### WORK REQUIRED
Every line below that contains "Dobbantó" is to be copied.

### SUPPLIED DATA
>> start

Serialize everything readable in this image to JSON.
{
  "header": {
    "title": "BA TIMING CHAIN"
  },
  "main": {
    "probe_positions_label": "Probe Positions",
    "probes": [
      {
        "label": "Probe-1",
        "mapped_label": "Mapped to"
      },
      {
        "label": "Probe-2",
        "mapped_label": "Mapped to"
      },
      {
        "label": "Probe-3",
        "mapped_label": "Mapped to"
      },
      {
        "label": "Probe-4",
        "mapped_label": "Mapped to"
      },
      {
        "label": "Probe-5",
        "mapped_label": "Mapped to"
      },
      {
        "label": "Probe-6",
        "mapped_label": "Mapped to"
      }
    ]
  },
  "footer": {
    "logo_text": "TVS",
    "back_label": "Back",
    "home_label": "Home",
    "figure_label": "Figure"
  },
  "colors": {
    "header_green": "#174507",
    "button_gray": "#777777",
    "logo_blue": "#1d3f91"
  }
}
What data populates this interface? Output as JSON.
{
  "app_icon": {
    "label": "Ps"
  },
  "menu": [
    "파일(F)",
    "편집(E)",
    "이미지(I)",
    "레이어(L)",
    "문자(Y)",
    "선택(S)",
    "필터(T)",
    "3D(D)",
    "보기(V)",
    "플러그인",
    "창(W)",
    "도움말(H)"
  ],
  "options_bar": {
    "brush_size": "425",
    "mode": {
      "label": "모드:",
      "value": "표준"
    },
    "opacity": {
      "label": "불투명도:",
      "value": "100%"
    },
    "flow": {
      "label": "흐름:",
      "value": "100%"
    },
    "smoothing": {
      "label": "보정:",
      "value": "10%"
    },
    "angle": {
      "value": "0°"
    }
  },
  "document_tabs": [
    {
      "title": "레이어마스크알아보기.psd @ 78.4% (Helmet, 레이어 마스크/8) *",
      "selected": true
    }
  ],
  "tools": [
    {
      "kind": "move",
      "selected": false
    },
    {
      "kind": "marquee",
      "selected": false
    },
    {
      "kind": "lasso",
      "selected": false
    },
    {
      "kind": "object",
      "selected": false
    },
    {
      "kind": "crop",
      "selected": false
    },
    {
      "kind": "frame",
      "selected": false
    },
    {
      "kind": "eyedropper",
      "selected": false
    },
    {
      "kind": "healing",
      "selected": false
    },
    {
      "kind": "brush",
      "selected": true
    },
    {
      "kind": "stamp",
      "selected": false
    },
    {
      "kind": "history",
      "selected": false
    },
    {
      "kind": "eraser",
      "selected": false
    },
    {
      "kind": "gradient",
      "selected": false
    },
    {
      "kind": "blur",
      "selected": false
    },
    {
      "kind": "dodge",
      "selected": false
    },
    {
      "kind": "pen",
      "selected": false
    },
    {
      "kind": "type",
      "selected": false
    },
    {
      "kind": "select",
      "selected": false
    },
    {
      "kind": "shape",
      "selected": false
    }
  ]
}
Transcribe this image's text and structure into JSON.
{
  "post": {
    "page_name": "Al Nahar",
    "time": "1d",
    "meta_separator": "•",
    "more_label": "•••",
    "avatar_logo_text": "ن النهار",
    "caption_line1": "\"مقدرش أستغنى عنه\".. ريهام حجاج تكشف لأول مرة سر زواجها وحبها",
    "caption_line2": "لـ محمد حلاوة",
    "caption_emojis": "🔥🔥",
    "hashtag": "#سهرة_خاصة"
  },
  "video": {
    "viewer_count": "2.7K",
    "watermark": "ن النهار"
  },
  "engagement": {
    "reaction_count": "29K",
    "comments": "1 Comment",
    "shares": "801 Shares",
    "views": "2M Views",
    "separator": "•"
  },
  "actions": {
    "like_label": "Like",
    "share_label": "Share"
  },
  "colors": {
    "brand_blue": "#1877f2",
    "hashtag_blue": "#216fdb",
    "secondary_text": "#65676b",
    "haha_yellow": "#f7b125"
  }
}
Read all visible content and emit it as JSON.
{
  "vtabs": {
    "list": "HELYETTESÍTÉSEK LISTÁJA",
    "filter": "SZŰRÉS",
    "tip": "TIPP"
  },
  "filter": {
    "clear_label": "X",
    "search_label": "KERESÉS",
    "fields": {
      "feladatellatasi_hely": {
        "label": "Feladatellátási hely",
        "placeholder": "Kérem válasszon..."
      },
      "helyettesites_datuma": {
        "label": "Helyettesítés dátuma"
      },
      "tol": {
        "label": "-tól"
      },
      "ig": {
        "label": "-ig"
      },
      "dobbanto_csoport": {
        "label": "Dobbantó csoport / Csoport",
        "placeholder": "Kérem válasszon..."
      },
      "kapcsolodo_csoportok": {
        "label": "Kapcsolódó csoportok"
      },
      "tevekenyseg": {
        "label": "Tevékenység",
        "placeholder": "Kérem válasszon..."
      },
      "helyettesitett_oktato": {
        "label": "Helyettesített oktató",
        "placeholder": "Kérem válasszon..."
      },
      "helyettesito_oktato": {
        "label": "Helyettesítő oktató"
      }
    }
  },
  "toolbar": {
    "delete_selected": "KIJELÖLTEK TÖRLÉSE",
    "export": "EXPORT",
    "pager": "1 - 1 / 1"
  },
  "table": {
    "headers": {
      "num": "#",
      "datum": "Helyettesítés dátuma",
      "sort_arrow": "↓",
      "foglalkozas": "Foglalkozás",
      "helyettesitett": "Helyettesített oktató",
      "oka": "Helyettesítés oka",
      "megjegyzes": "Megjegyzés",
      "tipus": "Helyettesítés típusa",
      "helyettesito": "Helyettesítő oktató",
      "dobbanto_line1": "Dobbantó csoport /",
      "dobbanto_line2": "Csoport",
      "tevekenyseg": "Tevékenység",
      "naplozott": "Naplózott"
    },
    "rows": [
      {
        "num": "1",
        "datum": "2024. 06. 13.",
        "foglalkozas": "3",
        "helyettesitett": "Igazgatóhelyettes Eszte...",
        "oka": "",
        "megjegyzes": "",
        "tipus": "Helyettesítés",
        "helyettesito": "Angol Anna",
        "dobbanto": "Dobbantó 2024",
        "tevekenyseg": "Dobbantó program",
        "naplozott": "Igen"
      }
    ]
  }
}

>> end

### EXERCISE RESULT
        "label": "Dobbantó csoport / Csoport",
      "dobbanto_line1": "Dobbantó csoport /",
        "dobbanto": "Dobbantó 2024",
        "tevekenyseg": "Dobbantó program",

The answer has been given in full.